> **Exercise aim**: Copy whichever lines contain the string "киоска".
* begin *
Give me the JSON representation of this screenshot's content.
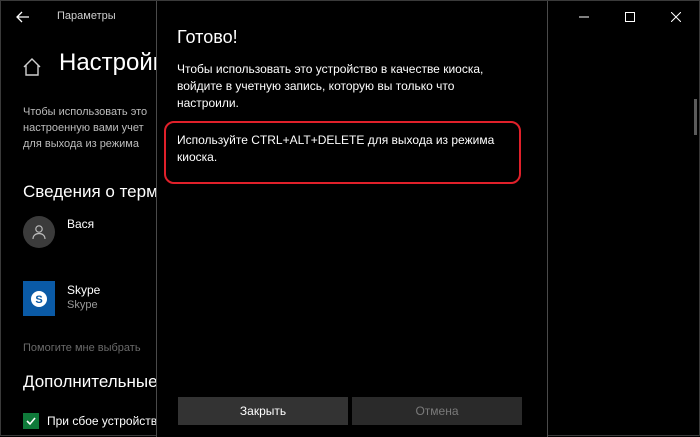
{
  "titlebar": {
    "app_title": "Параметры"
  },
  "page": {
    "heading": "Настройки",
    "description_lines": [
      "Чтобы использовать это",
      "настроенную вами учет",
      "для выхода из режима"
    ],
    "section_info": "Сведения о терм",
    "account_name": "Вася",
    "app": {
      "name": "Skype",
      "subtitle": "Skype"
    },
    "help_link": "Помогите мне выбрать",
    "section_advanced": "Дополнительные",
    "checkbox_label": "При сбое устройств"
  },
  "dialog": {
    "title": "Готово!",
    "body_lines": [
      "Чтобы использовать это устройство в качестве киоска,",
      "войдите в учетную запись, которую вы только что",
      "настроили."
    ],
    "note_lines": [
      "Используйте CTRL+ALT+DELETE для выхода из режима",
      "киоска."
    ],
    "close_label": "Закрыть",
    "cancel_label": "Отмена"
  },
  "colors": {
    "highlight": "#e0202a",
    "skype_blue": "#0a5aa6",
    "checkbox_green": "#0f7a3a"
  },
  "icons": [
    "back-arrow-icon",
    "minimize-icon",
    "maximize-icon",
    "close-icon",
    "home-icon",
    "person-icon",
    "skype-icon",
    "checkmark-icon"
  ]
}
* end *
> **Solution to this problem**:
      "Чтобы использовать это устройство в качестве киоска,",
      "киоска."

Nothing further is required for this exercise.